**MATERIAL PROVIDED:**
# # # # #
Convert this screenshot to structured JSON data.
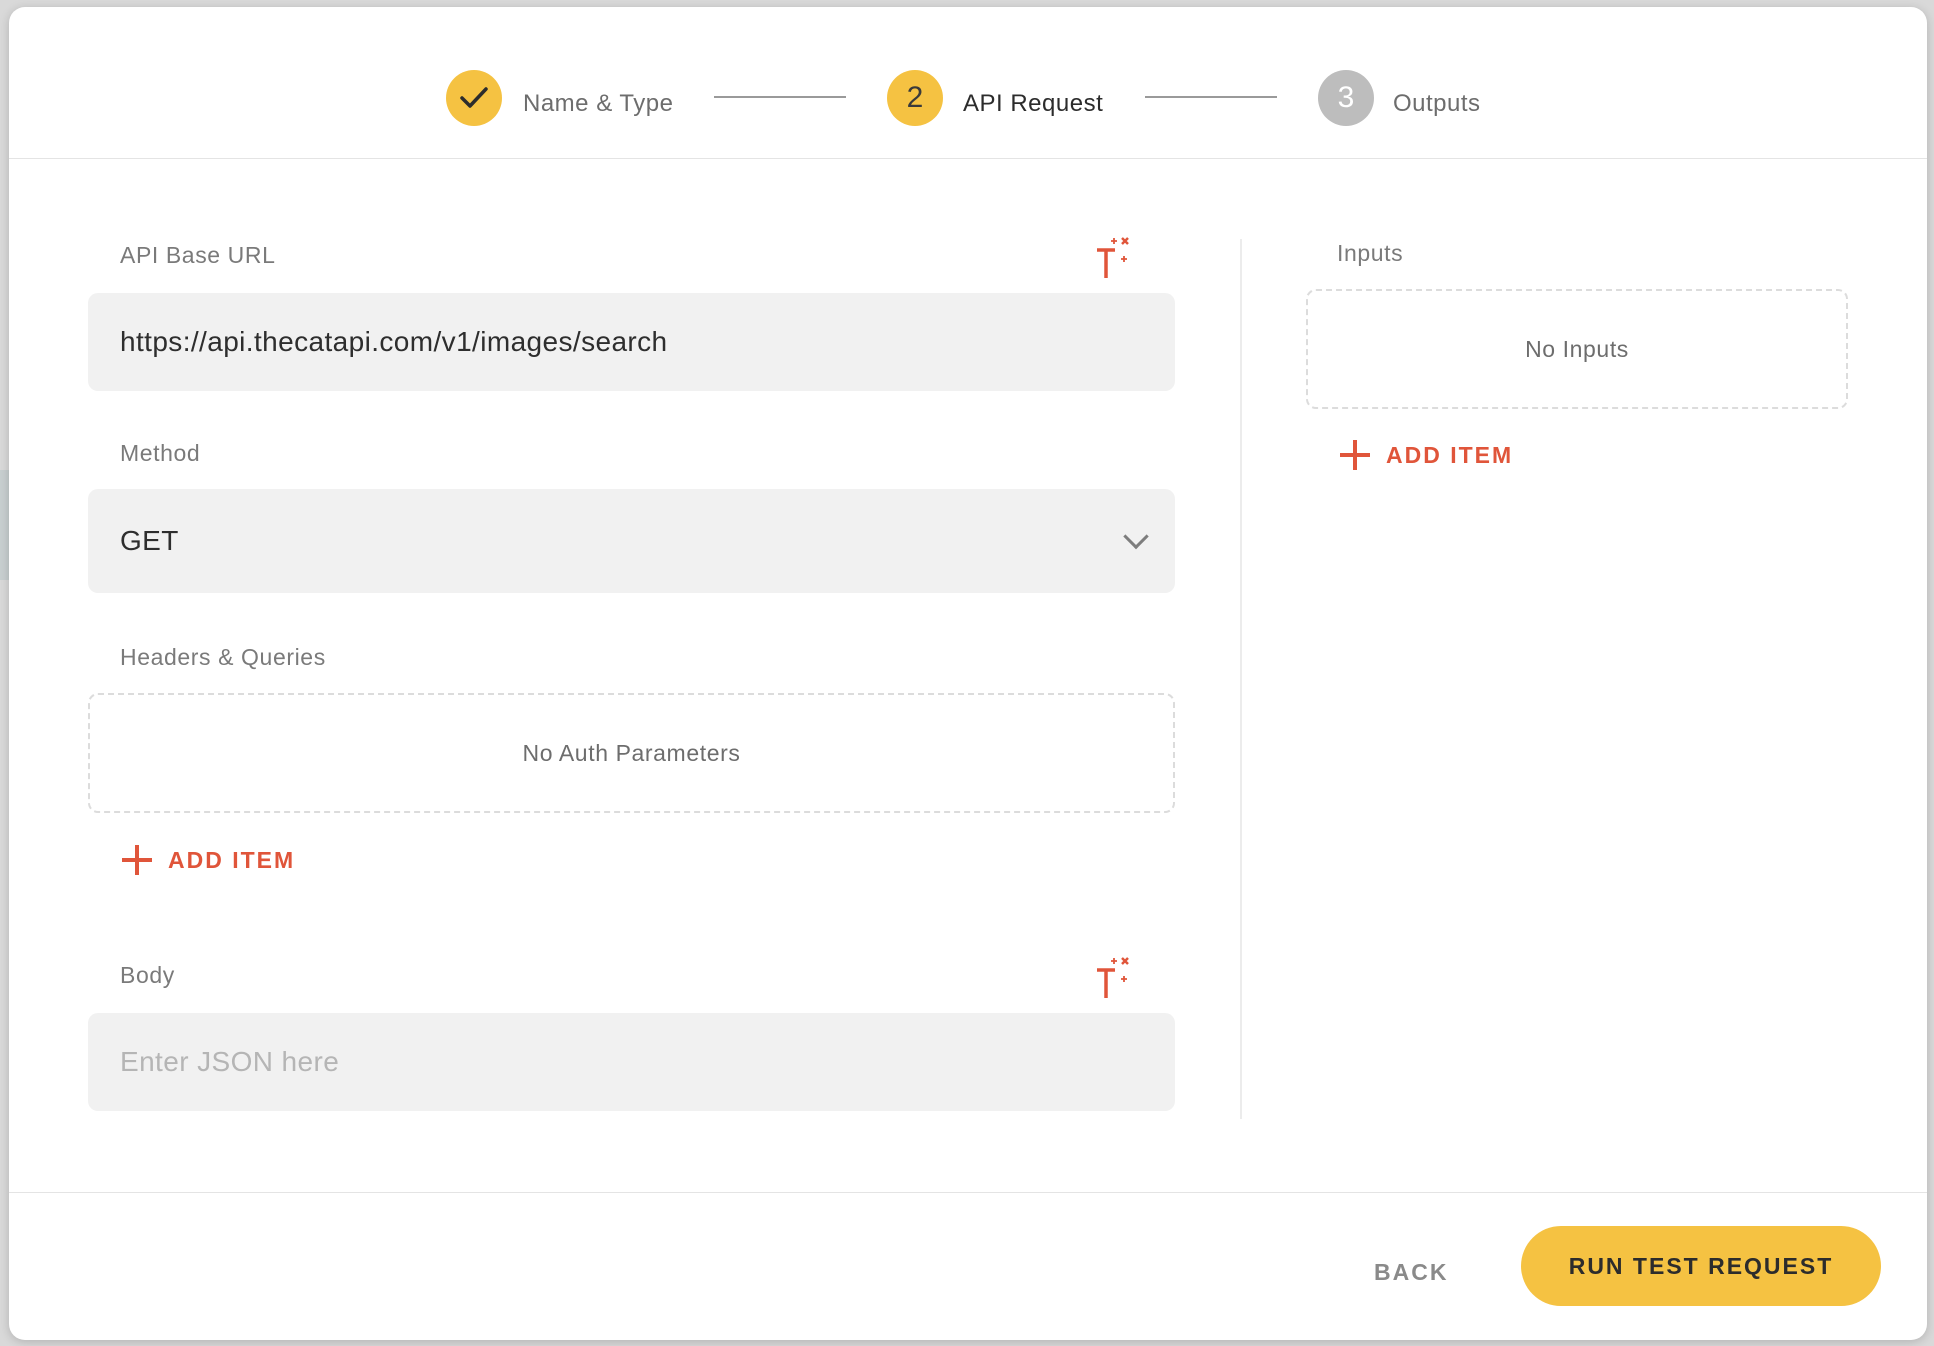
{
  "stepper": {
    "steps": [
      {
        "number": "",
        "label": "Name & Type",
        "state": "done"
      },
      {
        "number": "2",
        "label": "API Request",
        "state": "active"
      },
      {
        "number": "3",
        "label": "Outputs",
        "state": "pending"
      }
    ]
  },
  "form": {
    "base_url": {
      "label": "API Base URL",
      "value": "https://api.thecatapi.com/v1/images/search"
    },
    "method": {
      "label": "Method",
      "selected": "GET"
    },
    "headers": {
      "label": "Headers & Queries",
      "empty_text": "No Auth Parameters",
      "add_label": "ADD ITEM"
    },
    "body": {
      "label": "Body",
      "placeholder": "Enter JSON here"
    }
  },
  "inputs_panel": {
    "label": "Inputs",
    "empty_text": "No Inputs",
    "add_label": "ADD ITEM"
  },
  "footer": {
    "back_label": "BACK",
    "run_label": "RUN TEST REQUEST"
  },
  "colors": {
    "accent": "#f5c242",
    "action": "#e0553a",
    "pending": "#bdbdbd"
  }
}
# # # # #
**BRIEF:** Without including any pictures, print each record exactly.

**RESPONSE TO THIS EXERCISE:**
Convert this screenshot to structured JSON data.
{
  "stepper": {
    "steps": [
      {
        "number": "",
        "label": "Name & Type",
        "state": "done"
      },
      {
        "number": "2",
        "label": "API Request",
        "state": "active"
      },
      {
        "number": "3",
        "label": "Outputs",
        "state": "pending"
      }
    ]
  },
  "form": {
    "base_url": {
      "label": "API Base URL",
      "value": "https://api.thecatapi.com/v1/images/search"
    },
    "method": {
      "label": "Method",
      "selected": "GET"
    },
    "headers": {
      "label": "Headers & Queries",
      "empty_text": "No Auth Parameters",
      "add_label": "ADD ITEM"
    },
    "body": {
      "label": "Body",
      "placeholder": "Enter JSON here"
    }
  },
  "inputs_panel": {
    "label": "Inputs",
    "empty_text": "No Inputs",
    "add_label": "ADD ITEM"
  },
  "footer": {
    "back_label": "BACK",
    "run_label": "RUN TEST REQUEST"
  },
  "colors": {
    "accent": "#f5c242",
    "action": "#e0553a",
    "pending": "#bdbdbd"
  }
}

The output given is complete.